Saved data entries
——
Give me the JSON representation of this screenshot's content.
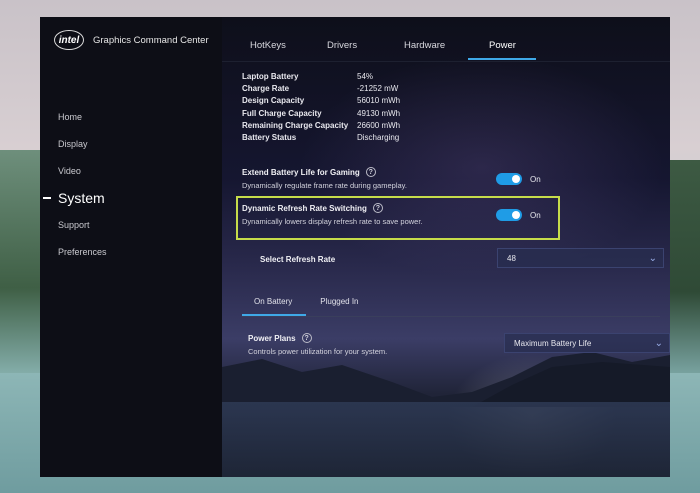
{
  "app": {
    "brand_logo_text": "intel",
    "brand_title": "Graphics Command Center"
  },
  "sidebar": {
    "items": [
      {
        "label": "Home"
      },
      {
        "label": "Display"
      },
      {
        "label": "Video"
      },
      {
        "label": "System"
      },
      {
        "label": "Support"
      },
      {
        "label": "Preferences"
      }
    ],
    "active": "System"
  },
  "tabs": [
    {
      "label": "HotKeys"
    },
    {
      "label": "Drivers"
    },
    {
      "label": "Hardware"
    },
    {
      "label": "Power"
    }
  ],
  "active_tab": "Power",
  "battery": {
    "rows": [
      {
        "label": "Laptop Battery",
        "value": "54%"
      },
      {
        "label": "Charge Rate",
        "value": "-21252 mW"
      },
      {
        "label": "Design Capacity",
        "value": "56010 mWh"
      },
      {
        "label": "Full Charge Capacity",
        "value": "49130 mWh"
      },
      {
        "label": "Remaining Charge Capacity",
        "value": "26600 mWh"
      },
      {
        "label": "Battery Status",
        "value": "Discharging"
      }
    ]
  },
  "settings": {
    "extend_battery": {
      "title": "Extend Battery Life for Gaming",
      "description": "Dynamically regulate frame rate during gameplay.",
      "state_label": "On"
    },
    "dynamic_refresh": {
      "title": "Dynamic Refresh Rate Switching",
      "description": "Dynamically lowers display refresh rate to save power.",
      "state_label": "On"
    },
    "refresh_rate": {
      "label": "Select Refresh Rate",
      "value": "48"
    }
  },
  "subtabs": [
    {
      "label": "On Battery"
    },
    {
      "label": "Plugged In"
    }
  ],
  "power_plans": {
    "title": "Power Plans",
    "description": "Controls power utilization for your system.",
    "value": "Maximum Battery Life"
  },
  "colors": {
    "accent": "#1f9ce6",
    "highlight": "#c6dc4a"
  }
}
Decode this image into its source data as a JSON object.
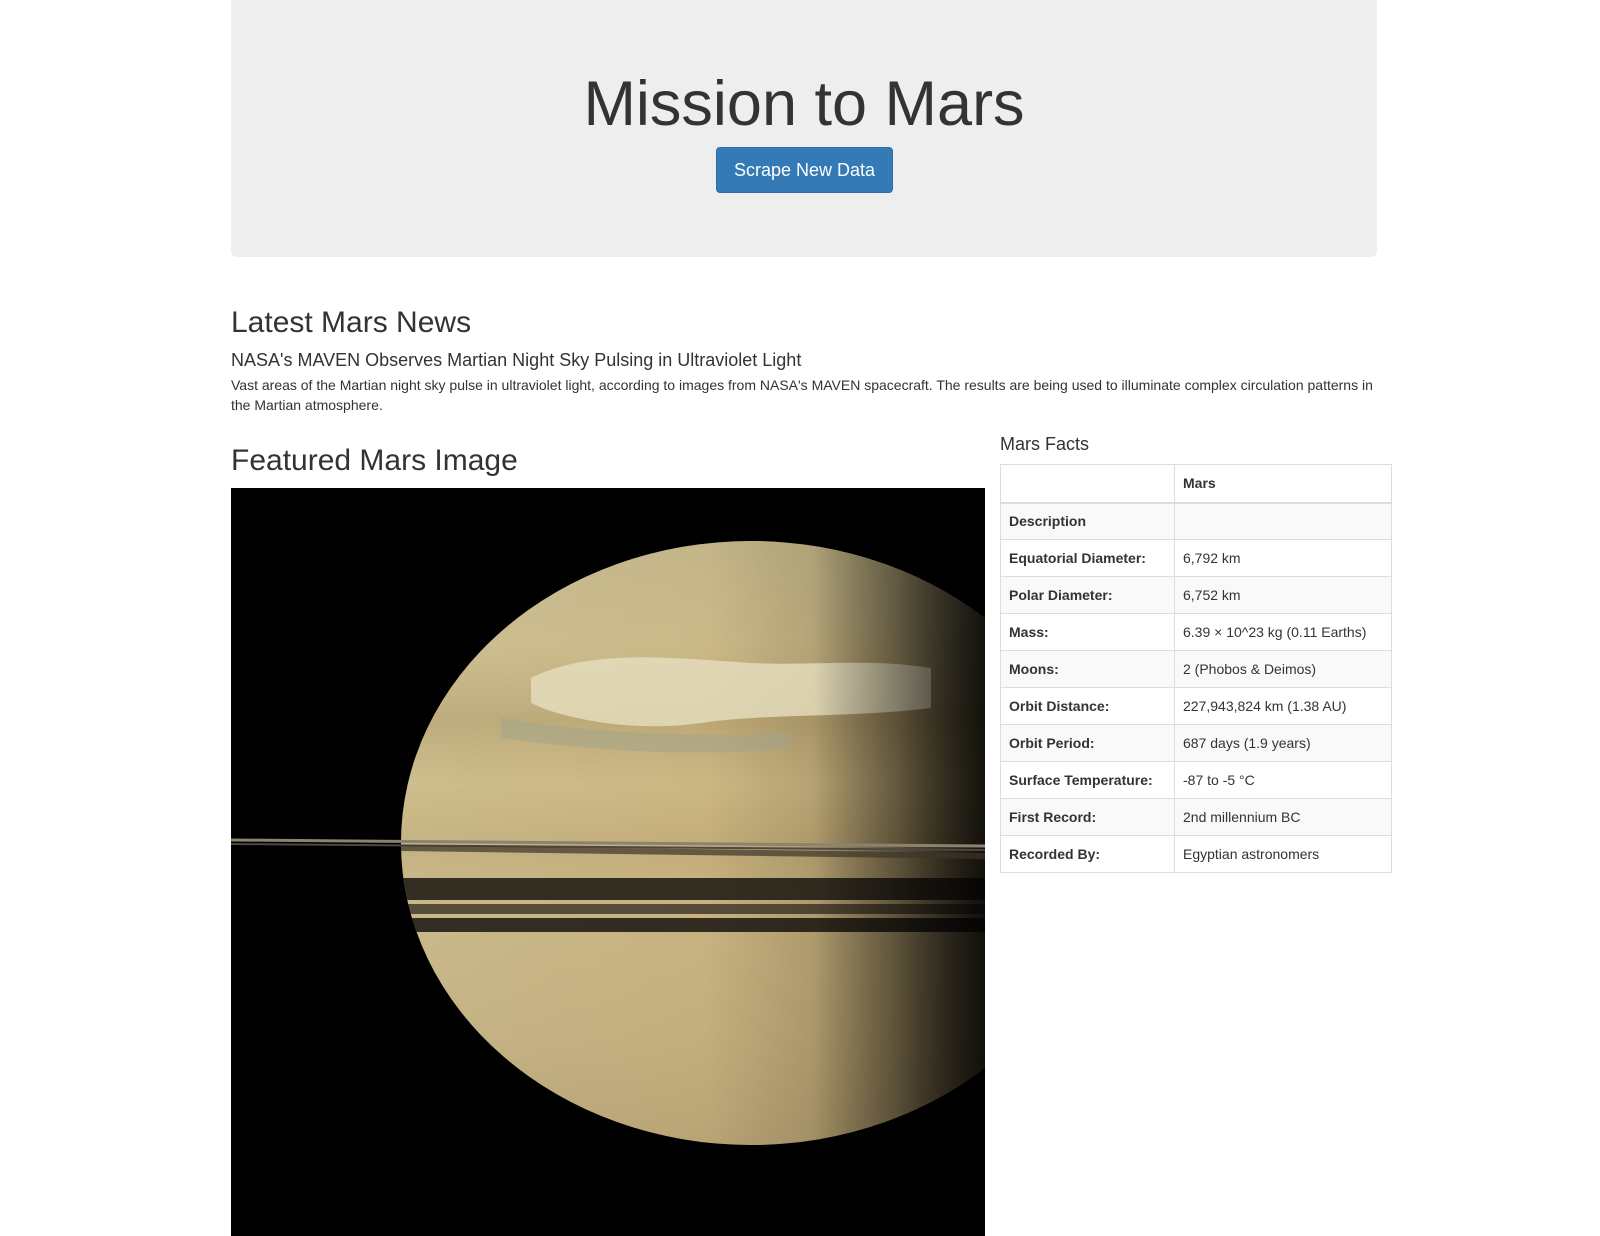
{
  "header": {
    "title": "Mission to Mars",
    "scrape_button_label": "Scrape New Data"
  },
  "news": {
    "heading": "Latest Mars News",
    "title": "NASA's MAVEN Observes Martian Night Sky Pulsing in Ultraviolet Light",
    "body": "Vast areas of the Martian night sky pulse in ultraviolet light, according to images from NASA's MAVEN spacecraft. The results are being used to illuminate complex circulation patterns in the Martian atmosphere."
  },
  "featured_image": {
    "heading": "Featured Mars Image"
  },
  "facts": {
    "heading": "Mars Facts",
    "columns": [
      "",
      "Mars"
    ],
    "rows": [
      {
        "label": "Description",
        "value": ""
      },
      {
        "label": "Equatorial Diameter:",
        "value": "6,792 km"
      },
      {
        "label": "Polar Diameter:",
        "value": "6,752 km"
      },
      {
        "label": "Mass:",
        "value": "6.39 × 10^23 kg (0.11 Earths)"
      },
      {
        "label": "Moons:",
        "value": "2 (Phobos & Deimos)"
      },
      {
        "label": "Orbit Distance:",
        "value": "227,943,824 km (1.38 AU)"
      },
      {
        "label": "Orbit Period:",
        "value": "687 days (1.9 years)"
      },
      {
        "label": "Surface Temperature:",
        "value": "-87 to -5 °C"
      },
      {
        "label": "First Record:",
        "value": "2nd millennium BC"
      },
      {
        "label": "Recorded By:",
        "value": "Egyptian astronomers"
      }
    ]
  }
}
——
* Problem to solve
Without the pictures, write out all of the material exactly.

* In response
Give me the JSON representation of this screenshot's content.
{
  "app": {
    "brand_logo_text": "intel",
    "brand_title": "Graphics Command Center"
  },
  "sidebar": {
    "items": [
      {
        "label": "Home"
      },
      {
        "label": "Display"
      },
      {
        "label": "Video"
      },
      {
        "label": "System"
      },
      {
        "label": "Support"
      },
      {
        "label": "Preferences"
      }
    ],
    "active": "System"
  },
  "tabs": [
    {
      "label": "HotKeys"
    },
    {
      "label": "Drivers"
    },
    {
      "label": "Hardware"
    },
    {
      "label": "Power"
    }
  ],
  "active_tab": "Power",
  "battery": {
    "rows": [
      {
        "label": "Laptop Battery",
        "value": "54%"
      },
      {
        "label": "Charge Rate",
        "value": "-21252 mW"
      },
      {
        "label": "Design Capacity",
        "value": "56010 mWh"
      },
      {
        "label": "Full Charge Capacity",
        "value": "49130 mWh"
      },
      {
        "label": "Remaining Charge Capacity",
        "value": "26600 mWh"
      },
      {
        "label": "Battery Status",
        "value": "Discharging"
      }
    ]
  },
  "settings": {
    "extend_battery": {
      "title": "Extend Battery Life for Gaming",
      "description": "Dynamically regulate frame rate during gameplay.",
      "state_label": "On"
    },
    "dynamic_refresh": {
      "title": "Dynamic Refresh Rate Switching",
      "description": "Dynamically lowers display refresh rate to save power.",
      "state_label": "On"
    },
    "refresh_rate": {
      "label": "Select Refresh Rate",
      "value": "48"
    }
  },
  "subtabs": [
    {
      "label": "On Battery"
    },
    {
      "label": "Plugged In"
    }
  ],
  "power_plans": {
    "title": "Power Plans",
    "description": "Controls power utilization for your system.",
    "value": "Maximum Battery Life"
  },
  "colors": {
    "accent": "#1f9ce6",
    "highlight": "#c6dc4a"
  }
}
Decode this image into its source data as a JSON object.
{
  "header": {
    "title": "Mission to Mars",
    "scrape_button_label": "Scrape New Data"
  },
  "news": {
    "heading": "Latest Mars News",
    "title": "NASA's MAVEN Observes Martian Night Sky Pulsing in Ultraviolet Light",
    "body": "Vast areas of the Martian night sky pulse in ultraviolet light, according to images from NASA's MAVEN spacecraft. The results are being used to illuminate complex circulation patterns in the Martian atmosphere."
  },
  "featured_image": {
    "heading": "Featured Mars Image"
  },
  "facts": {
    "heading": "Mars Facts",
    "columns": [
      "",
      "Mars"
    ],
    "rows": [
      {
        "label": "Description",
        "value": ""
      },
      {
        "label": "Equatorial Diameter:",
        "value": "6,792 km"
      },
      {
        "label": "Polar Diameter:",
        "value": "6,752 km"
      },
      {
        "label": "Mass:",
        "value": "6.39 × 10^23 kg (0.11 Earths)"
      },
      {
        "label": "Moons:",
        "value": "2 (Phobos & Deimos)"
      },
      {
        "label": "Orbit Distance:",
        "value": "227,943,824 km (1.38 AU)"
      },
      {
        "label": "Orbit Period:",
        "value": "687 days (1.9 years)"
      },
      {
        "label": "Surface Temperature:",
        "value": "-87 to -5 °C"
      },
      {
        "label": "First Record:",
        "value": "2nd millennium BC"
      },
      {
        "label": "Recorded By:",
        "value": "Egyptian astronomers"
      }
    ]
  }
}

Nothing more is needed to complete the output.